**Task to carry out:** Records follow. Pull out every line that contains "structure".

— BEGIN Supplied records —

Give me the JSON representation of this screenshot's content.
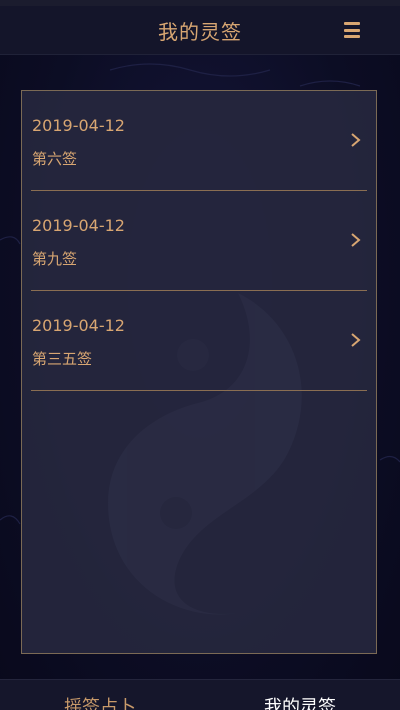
{
  "header": {
    "title": "我的灵签",
    "menu_icon": "hamburger-menu-icon"
  },
  "records": [
    {
      "date": "2019-04-12",
      "name": "第六签"
    },
    {
      "date": "2019-04-12",
      "name": "第九签"
    },
    {
      "date": "2019-04-12",
      "name": "第三五签"
    }
  ],
  "tabs": [
    {
      "label": "摇签占卜",
      "active": false
    },
    {
      "label": "我的灵签",
      "active": true
    }
  ],
  "colors": {
    "accent": "#d8a672",
    "background": "#0c0d24",
    "panel": "#26273e",
    "divider": "#8a6e52",
    "active_tab": "#ffffff"
  }
}
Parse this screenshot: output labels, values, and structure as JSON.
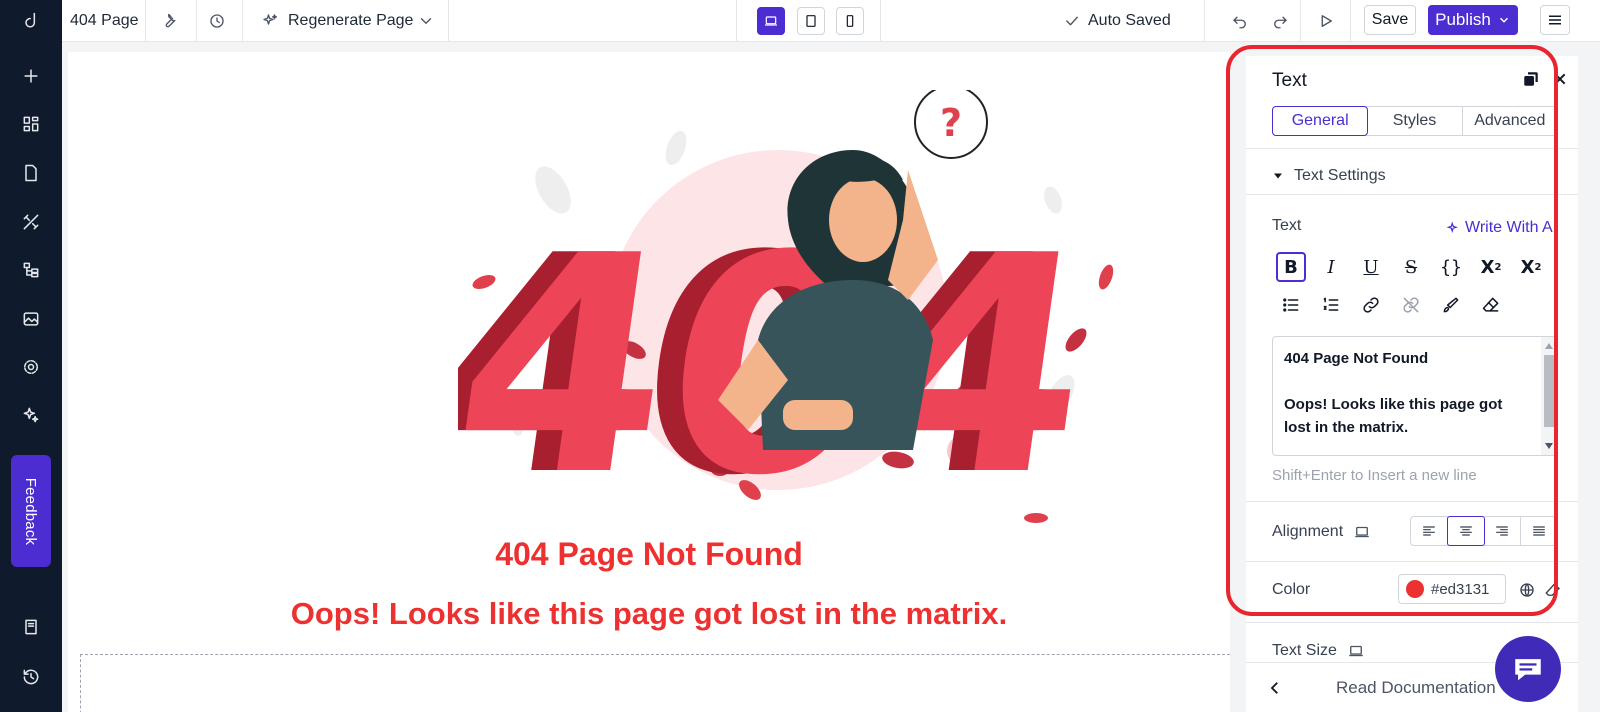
{
  "topbar": {
    "page_name": "404 Page",
    "regenerate_label": "Regenerate Page",
    "auto_saved_label": "Auto Saved",
    "save_label": "Save",
    "publish_label": "Publish"
  },
  "sidebar": {
    "feedback_label": "Feedback"
  },
  "canvas": {
    "heading": "404 Page Not Found",
    "subheading": "Oops! Looks like this page got lost in the matrix.",
    "illustration_text": "404",
    "illustration_question": "?"
  },
  "panel": {
    "title": "Text",
    "tabs": [
      {
        "label": "General"
      },
      {
        "label": "Styles"
      },
      {
        "label": "Advanced"
      }
    ],
    "section_title": "Text Settings",
    "text_label": "Text",
    "write_ai_label": "Write With AI",
    "editor_line1": "404 Page Not Found",
    "editor_line2": "Oops! Looks like this page got lost in the matrix.",
    "hint": "Shift+Enter to Insert a new line",
    "alignment_label": "Alignment",
    "color_label": "Color",
    "color_value": "#ed3131",
    "text_size_label": "Text Size",
    "read_docs_label": "Read Documentation"
  },
  "colors": {
    "accent": "#4b2dd1",
    "sidebar_bg": "#0f1b2d",
    "heading_red": "#ed3131",
    "highlight": "#e8262f"
  }
}
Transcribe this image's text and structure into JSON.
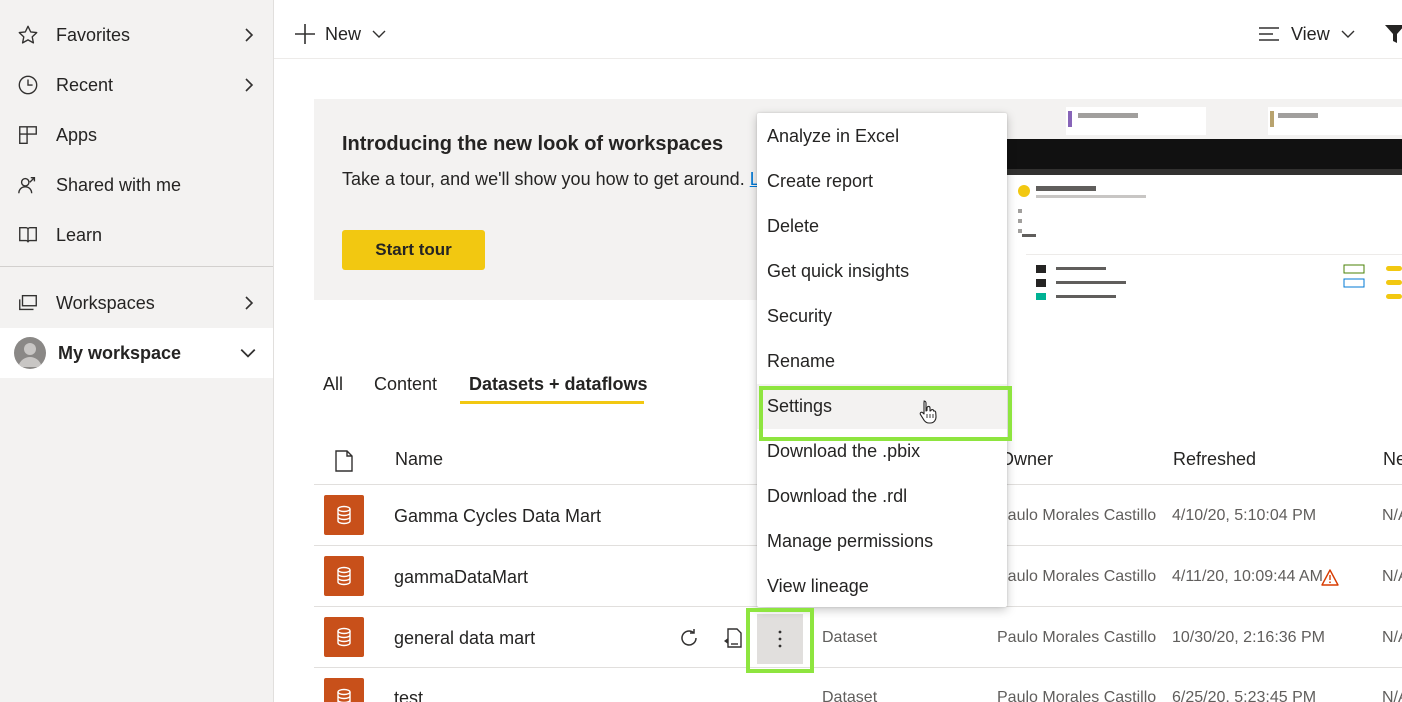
{
  "sidebar": {
    "items": [
      {
        "label": "Favorites",
        "icon": "star-icon"
      },
      {
        "label": "Recent",
        "icon": "clock-icon"
      },
      {
        "label": "Apps",
        "icon": "apps-icon"
      },
      {
        "label": "Shared with me",
        "icon": "shared-icon"
      },
      {
        "label": "Learn",
        "icon": "book-icon"
      },
      {
        "label": "Workspaces",
        "icon": "workspaces-icon"
      },
      {
        "label": "My workspace",
        "icon": "avatar"
      }
    ]
  },
  "toolbar": {
    "new_label": "New",
    "view_label": "View"
  },
  "banner": {
    "title": "Introducing the new look of workspaces",
    "text": "Take a tour, and we'll show you how to get around.",
    "link_text": "Le",
    "button_label": "Start tour"
  },
  "tabs": [
    {
      "label": "All"
    },
    {
      "label": "Content"
    },
    {
      "label": "Datasets + dataflows",
      "selected": true
    }
  ],
  "table": {
    "headers": {
      "name": "Name",
      "owner": "Owner",
      "refreshed": "Refreshed",
      "next": "Ne"
    },
    "rows": [
      {
        "name": "Gamma Cycles Data Mart",
        "type": "",
        "owner": "Paulo Morales Castillo",
        "refreshed": "4/10/20, 5:10:04 PM",
        "next": "N/A"
      },
      {
        "name": "gammaDataMart",
        "type": "",
        "owner": "Paulo Morales Castillo",
        "refreshed": "4/11/20, 10:09:44 AM",
        "next": "N/A",
        "warning": true
      },
      {
        "name": "general data mart",
        "type": "Dataset",
        "owner": "Paulo Morales Castillo",
        "refreshed": "10/30/20, 2:16:36 PM",
        "next": "N/A"
      },
      {
        "name": "test",
        "type": "Dataset",
        "owner": "Paulo Morales Castillo",
        "refreshed": "6/25/20, 5:23:45 PM",
        "next": "N/A"
      }
    ]
  },
  "context_menu": {
    "items": [
      "Analyze in Excel",
      "Create report",
      "Delete",
      "Get quick insights",
      "Security",
      "Rename",
      "Settings",
      "Download the .pbix",
      "Download the .rdl",
      "Manage permissions",
      "View lineage"
    ],
    "hovered": "Settings"
  },
  "colors": {
    "accent_yellow": "#f2c811",
    "dataset_orange": "#c8501a",
    "highlight_green": "#8ee53f",
    "link_blue": "#0078d4"
  }
}
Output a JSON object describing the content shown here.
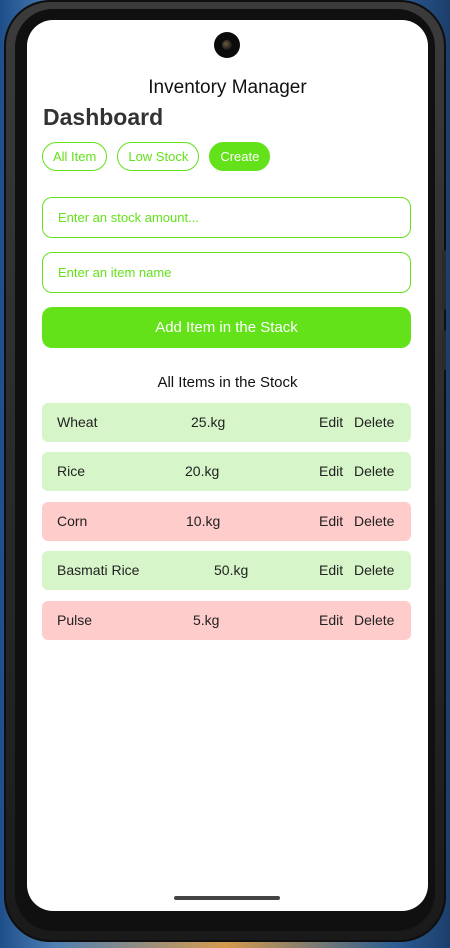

— END Supplied records —

**Written answer:**
Parse this screenshot: output labels, values, and structure as JSON.
Transcribe this image's text and structure into JSON.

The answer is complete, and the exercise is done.